▸ **WORK TO BE COMPLETED**: Take the listing and print it in full, exactly as given.

Collected data:
.....

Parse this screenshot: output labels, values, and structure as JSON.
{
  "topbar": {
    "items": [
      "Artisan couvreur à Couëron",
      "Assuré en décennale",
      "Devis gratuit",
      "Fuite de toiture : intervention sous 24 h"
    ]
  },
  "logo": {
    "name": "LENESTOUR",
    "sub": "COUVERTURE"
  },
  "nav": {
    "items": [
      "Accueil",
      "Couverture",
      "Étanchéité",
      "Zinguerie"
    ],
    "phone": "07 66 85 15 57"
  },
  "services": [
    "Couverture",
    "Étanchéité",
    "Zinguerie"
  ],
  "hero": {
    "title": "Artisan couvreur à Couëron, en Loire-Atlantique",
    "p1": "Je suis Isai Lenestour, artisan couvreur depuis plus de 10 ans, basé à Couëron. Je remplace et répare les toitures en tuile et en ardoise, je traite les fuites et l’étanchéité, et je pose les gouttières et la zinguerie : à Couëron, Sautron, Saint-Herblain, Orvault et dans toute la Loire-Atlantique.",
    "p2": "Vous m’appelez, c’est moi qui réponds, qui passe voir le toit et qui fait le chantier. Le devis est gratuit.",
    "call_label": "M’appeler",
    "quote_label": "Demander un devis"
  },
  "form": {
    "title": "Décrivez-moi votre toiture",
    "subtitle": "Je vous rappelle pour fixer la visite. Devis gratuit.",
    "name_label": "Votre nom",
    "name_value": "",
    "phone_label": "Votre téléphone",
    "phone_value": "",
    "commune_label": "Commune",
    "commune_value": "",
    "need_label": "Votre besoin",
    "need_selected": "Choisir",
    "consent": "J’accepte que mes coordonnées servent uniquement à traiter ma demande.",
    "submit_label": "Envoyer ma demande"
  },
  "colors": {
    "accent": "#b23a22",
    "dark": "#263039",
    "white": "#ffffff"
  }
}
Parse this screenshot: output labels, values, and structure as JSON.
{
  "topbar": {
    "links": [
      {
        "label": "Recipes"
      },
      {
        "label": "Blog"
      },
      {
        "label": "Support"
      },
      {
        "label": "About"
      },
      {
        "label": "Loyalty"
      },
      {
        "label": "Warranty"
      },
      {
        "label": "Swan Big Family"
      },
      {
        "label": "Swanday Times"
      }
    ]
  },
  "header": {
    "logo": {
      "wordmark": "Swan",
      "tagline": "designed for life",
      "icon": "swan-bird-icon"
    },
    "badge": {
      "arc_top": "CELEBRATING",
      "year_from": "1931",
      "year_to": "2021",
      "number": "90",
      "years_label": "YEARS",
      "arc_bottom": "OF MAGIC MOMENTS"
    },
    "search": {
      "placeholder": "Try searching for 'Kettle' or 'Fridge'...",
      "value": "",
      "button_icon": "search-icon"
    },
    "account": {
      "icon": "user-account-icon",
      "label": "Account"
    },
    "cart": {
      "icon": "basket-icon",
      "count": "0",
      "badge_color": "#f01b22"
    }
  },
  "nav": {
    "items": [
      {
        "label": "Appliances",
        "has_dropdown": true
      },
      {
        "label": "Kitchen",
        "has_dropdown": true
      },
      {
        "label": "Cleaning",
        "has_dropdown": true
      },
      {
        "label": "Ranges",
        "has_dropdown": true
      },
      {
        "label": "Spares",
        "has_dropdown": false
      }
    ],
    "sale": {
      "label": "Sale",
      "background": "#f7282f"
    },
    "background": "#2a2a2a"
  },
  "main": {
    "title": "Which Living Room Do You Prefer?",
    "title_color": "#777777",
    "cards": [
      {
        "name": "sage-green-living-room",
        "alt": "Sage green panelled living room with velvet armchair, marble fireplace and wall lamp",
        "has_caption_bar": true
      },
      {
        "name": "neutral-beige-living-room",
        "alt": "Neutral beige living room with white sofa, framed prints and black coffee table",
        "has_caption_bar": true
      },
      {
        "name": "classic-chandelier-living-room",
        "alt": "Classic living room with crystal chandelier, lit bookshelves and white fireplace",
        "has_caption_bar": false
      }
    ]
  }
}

.....

▸ **ANSWER TO THIS TASK**:
Parse this screenshot: output labels, values, and structure as JSON.
{
  "topbar": {
    "items": [
      "Artisan couvreur à Couëron",
      "Assuré en décennale",
      "Devis gratuit",
      "Fuite de toiture : intervention sous 24 h"
    ]
  },
  "logo": {
    "name": "LENESTOUR",
    "sub": "COUVERTURE"
  },
  "nav": {
    "items": [
      "Accueil",
      "Couverture",
      "Étanchéité",
      "Zinguerie"
    ],
    "phone": "07 66 85 15 57"
  },
  "services": [
    "Couverture",
    "Étanchéité",
    "Zinguerie"
  ],
  "hero": {
    "title": "Artisan couvreur à Couëron, en Loire-Atlantique",
    "p1": "Je suis Isai Lenestour, artisan couvreur depuis plus de 10 ans, basé à Couëron. Je remplace et répare les toitures en tuile et en ardoise, je traite les fuites et l’étanchéité, et je pose les gouttières et la zinguerie : à Couëron, Sautron, Saint-Herblain, Orvault et dans toute la Loire-Atlantique.",
    "p2": "Vous m’appelez, c’est moi qui réponds, qui passe voir le toit et qui fait le chantier. Le devis est gratuit.",
    "call_label": "M’appeler",
    "quote_label": "Demander un devis"
  },
  "form": {
    "title": "Décrivez-moi votre toiture",
    "subtitle": "Je vous rappelle pour fixer la visite. Devis gratuit.",
    "name_label": "Votre nom",
    "name_value": "",
    "phone_label": "Votre téléphone",
    "phone_value": "",
    "commune_label": "Commune",
    "commune_value": "",
    "need_label": "Votre besoin",
    "need_selected": "Choisir",
    "consent": "J’accepte que mes coordonnées servent uniquement à traiter ma demande.",
    "submit_label": "Envoyer ma demande"
  },
  "colors": {
    "accent": "#b23a22",
    "dark": "#263039",
    "white": "#ffffff"
  }
}
Parse this screenshot: output labels, values, and structure as JSON.
{
  "topbar": {
    "links": [
      {
        "label": "Recipes"
      },
      {
        "label": "Blog"
      },
      {
        "label": "Support"
      },
      {
        "label": "About"
      },
      {
        "label": "Loyalty"
      },
      {
        "label": "Warranty"
      },
      {
        "label": "Swan Big Family"
      },
      {
        "label": "Swanday Times"
      }
    ]
  },
  "header": {
    "logo": {
      "wordmark": "Swan",
      "tagline": "designed for life",
      "icon": "swan-bird-icon"
    },
    "badge": {
      "arc_top": "CELEBRATING",
      "year_from": "1931",
      "year_to": "2021",
      "number": "90",
      "years_label": "YEARS",
      "arc_bottom": "OF MAGIC MOMENTS"
    },
    "search": {
      "placeholder": "Try searching for 'Kettle' or 'Fridge'...",
      "value": "",
      "button_icon": "search-icon"
    },
    "account": {
      "icon": "user-account-icon",
      "label": "Account"
    },
    "cart": {
      "icon": "basket-icon",
      "count": "0",
      "badge_color": "#f01b22"
    }
  },
  "nav": {
    "items": [
      {
        "label": "Appliances",
        "has_dropdown": true
      },
      {
        "label": "Kitchen",
        "has_dropdown": true
      },
      {
        "label": "Cleaning",
        "has_dropdown": true
      },
      {
        "label": "Ranges",
        "has_dropdown": true
      },
      {
        "label": "Spares",
        "has_dropdown": false
      }
    ],
    "sale": {
      "label": "Sale",
      "background": "#f7282f"
    },
    "background": "#2a2a2a"
  },
  "main": {
    "title": "Which Living Room Do You Prefer?",
    "title_color": "#777777",
    "cards": [
      {
        "name": "sage-green-living-room",
        "alt": "Sage green panelled living room with velvet armchair, marble fireplace and wall lamp",
        "has_caption_bar": true
      },
      {
        "name": "neutral-beige-living-room",
        "alt": "Neutral beige living room with white sofa, framed prints and black coffee table",
        "has_caption_bar": true
      },
      {
        "name": "classic-chandelier-living-room",
        "alt": "Classic living room with crystal chandelier, lit bookshelves and white fireplace",
        "has_caption_bar": false
      }
    ]
  }
}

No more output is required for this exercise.